* **Stated goal**
Set every record down verbatim and omit the pictures.

[START]

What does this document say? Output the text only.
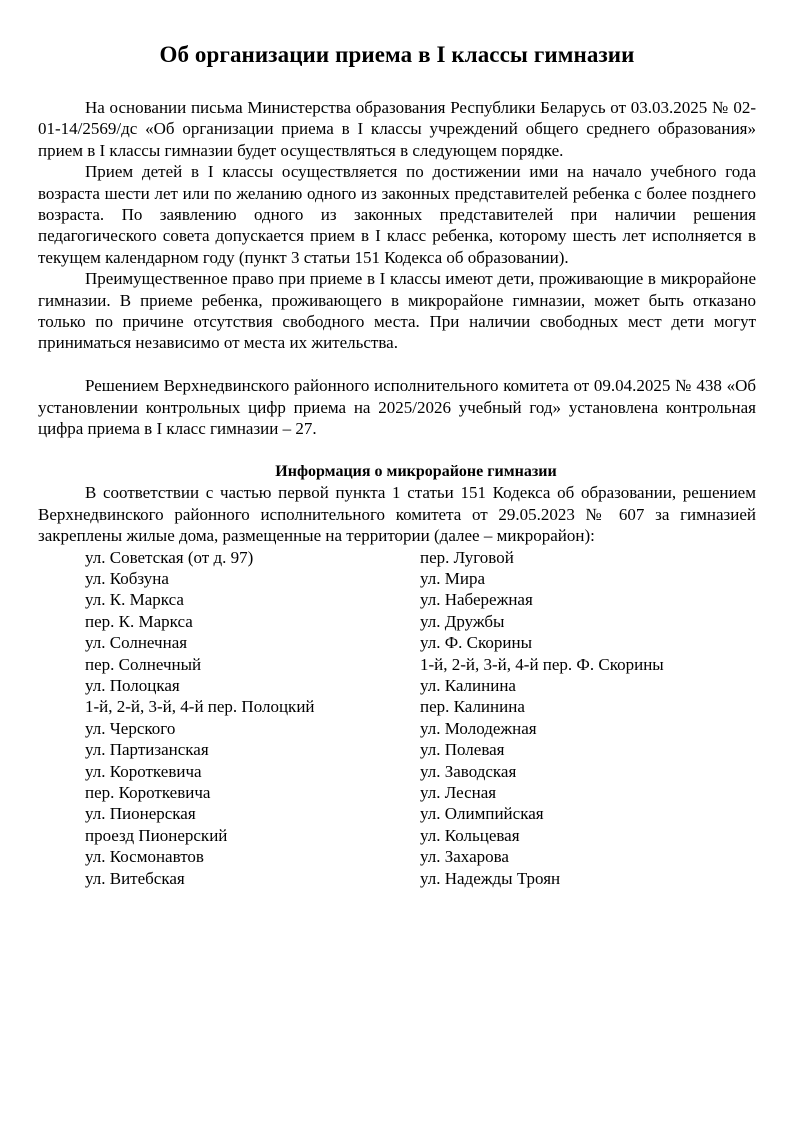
Об организации приема в I классы гимназии

На основании письма Министерства образования Республики Беларусь от 03.03.2025 № 02-01-14/2569/дс «Об организации приема в I классы учреждений общего среднего образования» прием в I классы гимназии будет осуществляться в следующем порядке.

Прием детей в I классы осуществляется по достижении ими на начало учебного года возраста шести лет или по желанию одного из законных представителей ребенка с более позднего возраста. По заявлению одного из законных представителей при наличии решения педагогического совета допускается прием в I класс ребенка, которому шесть лет исполняется в текущем календарном году (пункт 3 статьи 151 Кодекса об образовании).

Преимущественное право при приеме в I классы имеют дети, проживающие в микрорайоне гимназии. В приеме ребенка, проживающего в микрорайоне гимназии, может быть отказано только по причине отсутствия свободного места. При наличии свободных мест дети могут приниматься независимо от места их жительства.

Решением Верхнедвинского районного исполнительного комитета от 09.04.2025 № 438 «Об установлении контрольных цифр приема на 2025/2026 учебный год» установлена контрольная цифра приема в I класс гимназии – 27.

Информация о микрорайоне гимназии

В соответствии с частью первой пункта 1 статьи 151 Кодекса об образовании, решением Верхнедвинского районного исполнительного комитета от 29.05.2023 № 607 за гимназией закреплены жилые дома, размещенные на территории (далее – микрорайон):

ул. Советская (от д. 97)
ул. Кобзуна
ул. К. Маркса
пер. К. Маркса
ул. Солнечная
пер. Солнечный
ул. Полоцкая
1-й, 2-й, 3-й, 4-й пер. Полоцкий
ул. Черского
ул. Партизанская
ул. Короткевича
пер. Короткевича
ул. Пионерская
проезд Пионерский
ул. Космонавтов
ул. Витебская
пер. Луговой
ул. Мира
ул. Набережная
ул. Дружбы
ул. Ф. Скорины
1-й, 2-й, 3-й, 4-й пер. Ф. Скорины
ул. Калинина
пер. Калинина
ул. Молодежная
ул. Полевая
ул. Заводская
ул. Лесная
ул. Олимпийская
ул. Кольцевая
ул. Захарова
ул. Надежды Троян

[END]

* **Problem solution**
What does this document say? Output the text only.
Об организации приема в I классы гимназии

На основании письма Министерства образования Республики Беларусь от 03.03.2025 № 02-01-14/2569/дс «Об организации приема в I классы учреждений общего среднего образования» прием в I классы гимназии будет осуществляться в следующем порядке.

Прием детей в I классы осуществляется по достижении ими на начало учебного года возраста шести лет или по желанию одного из законных представителей ребенка с более позднего возраста. По заявлению одного из законных представителей при наличии решения педагогического совета допускается прием в I класс ребенка, которому шесть лет исполняется в текущем календарном году (пункт 3 статьи 151 Кодекса об образовании).

Преимущественное право при приеме в I классы имеют дети, проживающие в микрорайоне гимназии. В приеме ребенка, проживающего в микрорайоне гимназии, может быть отказано только по причине отсутствия свободного места. При наличии свободных мест дети могут приниматься независимо от места их жительства.

Решением Верхнедвинского районного исполнительного комитета от 09.04.2025 № 438 «Об установлении контрольных цифр приема на 2025/2026 учебный год» установлена контрольная цифра приема в I класс гимназии – 27.

Информация о микрорайоне гимназии

В соответствии с частью первой пункта 1 статьи 151 Кодекса об образовании, решением Верхнедвинского районного исполнительного комитета от 29.05.2023 № 607 за гимназией закреплены жилые дома, размещенные на территории (далее – микрорайон):

ул. Советская (от д. 97)
ул. Кобзуна
ул. К. Маркса
пер. К. Маркса
ул. Солнечная
пер. Солнечный
ул. Полоцкая
1-й, 2-й, 3-й, 4-й пер. Полоцкий
ул. Черского
ул. Партизанская
ул. Короткевича
пер. Короткевича
ул. Пионерская
проезд Пионерский
ул. Космонавтов
ул. Витебская
пер. Луговой
ул. Мира
ул. Набережная
ул. Дружбы
ул. Ф. Скорины
1-й, 2-й, 3-й, 4-й пер. Ф. Скорины
ул. Калинина
пер. Калинина
ул. Молодежная
ул. Полевая
ул. Заводская
ул. Лесная
ул. Олимпийская
ул. Кольцевая
ул. Захарова
ул. Надежды Троян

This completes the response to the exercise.